> [Estratto della pagina]:
Sandalo: «Denuncio Mastella Sofri deve ritornare in carcere»

L’ex leader di Prima linea contro il Guardasigilli sulla sospensione della pena. E Fassino risponde alla vedova D’Antona: «Gli uomini cambiano»

da Milano

Un comunicato durissimo. Roberto Sandalo, nome storico di Prima linea e primo grande pentito dell’organizzazione terroristica, va all’attacco di Adriano Sofri. O meglio, di chi l’ha restituito alla vita civile, anche se l’ex leader di Lotta continua non ha ancora finito di scontare la pena. Martedì sera Sofri era ospite d’onore, sul palco del cinema Capranica di Roma, alla presentazione della mozione di maggioranza ds sul Partito democratico. E Sandalo, che si è rifatto una vita dopo aver scontato undici anni di carcere, annuncia un esposto alla magistratura e una denuncia nei confronti del ministro della Giustizia, del direttore del Dap, del medico del carcere di Pisa e del giudice di sorveglianza della città toscana.

> [Compito]:
Ricopia dall'articolo su Sandalo il passo che parte dalle parole "L’ex leader di Prima" e si ferma dopo "della città toscana.".

> [Insieme di voci]:
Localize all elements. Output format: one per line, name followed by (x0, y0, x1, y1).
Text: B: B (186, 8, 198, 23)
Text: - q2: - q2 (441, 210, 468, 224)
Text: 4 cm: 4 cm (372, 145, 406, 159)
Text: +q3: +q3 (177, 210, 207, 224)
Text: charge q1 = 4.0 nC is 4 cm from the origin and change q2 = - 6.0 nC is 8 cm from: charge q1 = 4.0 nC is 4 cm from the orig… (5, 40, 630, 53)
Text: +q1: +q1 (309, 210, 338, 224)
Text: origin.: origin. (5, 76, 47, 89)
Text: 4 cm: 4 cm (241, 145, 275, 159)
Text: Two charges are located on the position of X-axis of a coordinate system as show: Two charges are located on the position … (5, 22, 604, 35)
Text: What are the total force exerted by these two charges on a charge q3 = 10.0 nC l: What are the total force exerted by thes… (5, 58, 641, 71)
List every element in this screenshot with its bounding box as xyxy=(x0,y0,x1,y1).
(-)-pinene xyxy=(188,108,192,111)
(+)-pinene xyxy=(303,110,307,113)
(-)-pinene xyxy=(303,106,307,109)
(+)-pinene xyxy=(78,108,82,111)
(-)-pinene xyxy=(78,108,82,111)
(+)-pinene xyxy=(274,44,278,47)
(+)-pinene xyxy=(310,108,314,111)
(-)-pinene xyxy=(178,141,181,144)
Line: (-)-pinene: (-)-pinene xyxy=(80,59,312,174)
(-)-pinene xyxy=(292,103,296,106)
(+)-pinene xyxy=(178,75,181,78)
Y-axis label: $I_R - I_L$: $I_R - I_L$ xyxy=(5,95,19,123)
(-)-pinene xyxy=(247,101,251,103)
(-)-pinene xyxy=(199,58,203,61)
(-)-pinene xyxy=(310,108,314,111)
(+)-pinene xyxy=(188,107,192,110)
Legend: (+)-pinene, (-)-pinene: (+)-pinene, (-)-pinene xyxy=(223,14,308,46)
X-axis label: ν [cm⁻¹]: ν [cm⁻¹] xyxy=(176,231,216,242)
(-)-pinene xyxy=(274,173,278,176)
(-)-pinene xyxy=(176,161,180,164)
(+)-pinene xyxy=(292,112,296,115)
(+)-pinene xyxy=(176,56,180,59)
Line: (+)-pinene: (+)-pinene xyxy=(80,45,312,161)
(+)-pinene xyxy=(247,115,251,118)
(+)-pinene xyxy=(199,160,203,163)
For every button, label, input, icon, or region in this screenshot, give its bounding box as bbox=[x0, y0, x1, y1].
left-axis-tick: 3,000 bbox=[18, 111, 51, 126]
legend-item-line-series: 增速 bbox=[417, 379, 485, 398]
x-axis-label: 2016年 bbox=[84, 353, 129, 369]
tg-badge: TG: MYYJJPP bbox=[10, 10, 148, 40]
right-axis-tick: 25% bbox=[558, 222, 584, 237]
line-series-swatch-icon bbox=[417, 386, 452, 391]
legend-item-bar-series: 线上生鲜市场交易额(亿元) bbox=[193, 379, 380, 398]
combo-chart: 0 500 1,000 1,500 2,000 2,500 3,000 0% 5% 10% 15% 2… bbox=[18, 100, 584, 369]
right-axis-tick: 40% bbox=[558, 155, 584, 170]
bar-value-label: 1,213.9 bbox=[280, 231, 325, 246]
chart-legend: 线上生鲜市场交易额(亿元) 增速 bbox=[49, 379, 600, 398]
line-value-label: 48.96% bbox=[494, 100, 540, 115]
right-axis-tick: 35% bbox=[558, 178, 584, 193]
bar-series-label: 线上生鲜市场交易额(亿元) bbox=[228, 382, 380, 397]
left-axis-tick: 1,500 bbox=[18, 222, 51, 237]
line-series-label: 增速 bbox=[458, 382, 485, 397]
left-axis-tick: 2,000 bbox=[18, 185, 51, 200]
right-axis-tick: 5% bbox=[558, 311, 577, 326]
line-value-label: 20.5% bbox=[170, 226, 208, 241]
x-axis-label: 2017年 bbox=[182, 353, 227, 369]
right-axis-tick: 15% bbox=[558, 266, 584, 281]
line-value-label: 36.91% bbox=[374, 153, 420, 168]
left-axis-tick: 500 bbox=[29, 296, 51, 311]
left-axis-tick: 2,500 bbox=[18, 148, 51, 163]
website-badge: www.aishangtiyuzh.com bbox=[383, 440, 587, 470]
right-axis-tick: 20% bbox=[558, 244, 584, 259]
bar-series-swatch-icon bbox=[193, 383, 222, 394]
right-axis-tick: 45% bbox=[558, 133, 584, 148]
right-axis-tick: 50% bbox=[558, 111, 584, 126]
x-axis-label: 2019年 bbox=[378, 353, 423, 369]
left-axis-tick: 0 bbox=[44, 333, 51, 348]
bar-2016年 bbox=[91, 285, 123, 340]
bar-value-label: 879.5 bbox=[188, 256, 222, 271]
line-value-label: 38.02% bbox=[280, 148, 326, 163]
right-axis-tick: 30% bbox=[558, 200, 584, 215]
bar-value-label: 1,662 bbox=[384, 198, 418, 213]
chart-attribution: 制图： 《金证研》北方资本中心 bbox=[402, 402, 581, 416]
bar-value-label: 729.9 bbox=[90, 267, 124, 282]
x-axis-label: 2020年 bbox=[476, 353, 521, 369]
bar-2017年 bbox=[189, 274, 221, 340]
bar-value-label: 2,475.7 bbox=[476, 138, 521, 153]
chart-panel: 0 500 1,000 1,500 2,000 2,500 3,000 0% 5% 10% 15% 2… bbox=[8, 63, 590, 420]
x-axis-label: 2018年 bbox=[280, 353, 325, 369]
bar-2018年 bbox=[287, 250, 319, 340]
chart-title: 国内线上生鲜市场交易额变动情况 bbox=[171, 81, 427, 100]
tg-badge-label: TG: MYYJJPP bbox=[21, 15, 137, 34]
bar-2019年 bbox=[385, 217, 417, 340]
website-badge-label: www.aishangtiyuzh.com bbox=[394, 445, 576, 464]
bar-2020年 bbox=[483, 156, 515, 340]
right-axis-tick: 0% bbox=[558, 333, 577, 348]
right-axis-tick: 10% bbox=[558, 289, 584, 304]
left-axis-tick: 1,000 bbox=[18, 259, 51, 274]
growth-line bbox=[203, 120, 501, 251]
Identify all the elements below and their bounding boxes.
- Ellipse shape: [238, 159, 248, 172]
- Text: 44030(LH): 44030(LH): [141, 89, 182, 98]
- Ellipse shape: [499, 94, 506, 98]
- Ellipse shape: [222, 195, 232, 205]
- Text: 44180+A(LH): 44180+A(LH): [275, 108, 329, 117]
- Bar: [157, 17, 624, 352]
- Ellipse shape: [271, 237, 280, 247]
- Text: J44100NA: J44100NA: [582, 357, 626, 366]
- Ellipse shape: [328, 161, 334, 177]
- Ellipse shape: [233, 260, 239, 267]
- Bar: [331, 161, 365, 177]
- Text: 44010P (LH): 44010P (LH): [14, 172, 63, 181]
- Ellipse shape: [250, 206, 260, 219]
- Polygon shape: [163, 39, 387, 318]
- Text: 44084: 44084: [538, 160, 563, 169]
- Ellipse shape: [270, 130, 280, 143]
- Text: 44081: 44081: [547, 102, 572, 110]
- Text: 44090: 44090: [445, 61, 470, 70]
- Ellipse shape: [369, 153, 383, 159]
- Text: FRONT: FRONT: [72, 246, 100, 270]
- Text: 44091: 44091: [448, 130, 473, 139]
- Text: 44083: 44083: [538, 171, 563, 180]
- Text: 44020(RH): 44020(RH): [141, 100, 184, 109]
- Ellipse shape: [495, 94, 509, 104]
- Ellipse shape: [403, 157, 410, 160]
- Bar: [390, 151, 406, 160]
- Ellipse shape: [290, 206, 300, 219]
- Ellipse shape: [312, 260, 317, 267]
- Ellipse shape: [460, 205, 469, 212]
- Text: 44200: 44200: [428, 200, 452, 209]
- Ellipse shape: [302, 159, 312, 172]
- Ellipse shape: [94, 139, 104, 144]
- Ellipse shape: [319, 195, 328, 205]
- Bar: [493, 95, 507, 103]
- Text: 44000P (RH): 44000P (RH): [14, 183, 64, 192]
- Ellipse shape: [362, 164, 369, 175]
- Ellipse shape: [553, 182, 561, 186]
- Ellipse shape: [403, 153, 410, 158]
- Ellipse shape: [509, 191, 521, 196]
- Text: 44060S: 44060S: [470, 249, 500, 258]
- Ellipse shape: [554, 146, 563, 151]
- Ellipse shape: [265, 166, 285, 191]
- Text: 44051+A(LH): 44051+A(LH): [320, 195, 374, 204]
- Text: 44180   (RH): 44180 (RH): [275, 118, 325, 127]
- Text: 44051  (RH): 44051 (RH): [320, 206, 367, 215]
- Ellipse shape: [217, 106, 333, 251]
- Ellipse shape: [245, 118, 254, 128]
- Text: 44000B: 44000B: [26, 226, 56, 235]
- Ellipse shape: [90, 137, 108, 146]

> [La tua soluzione]:
L’ex leader di Prima linea contro il Guardasigilli sulla sospensione della pena. E Fassino risponde alla vedova D’Antona: «Gli uomini cambiano»

da Milano

Un comunicato durissimo. Roberto Sandalo, nome storico di Prima linea e primo grande pentito dell’organizzazione terroristica, va all’attacco di Adriano Sofri. O meglio, di chi l’ha restituito alla vita civile, anche se l’ex leader di Lotta continua non ha ancora finito di scontare la pena. Martedì sera Sofri era ospite d’onore, sul palco del cinema Capranica di Roma, alla presentazione della mozione di maggioranza ds sul Partito democratico. E Sandalo, che si è rifatto una vita dopo aver scontato undici anni di carcere, annuncia un esposto alla magistratura e una denuncia nei confronti del ministro della Giustizia, del direttore del Dap, del medico del carcere di Pisa e del giudice di sorveglianza della città toscana.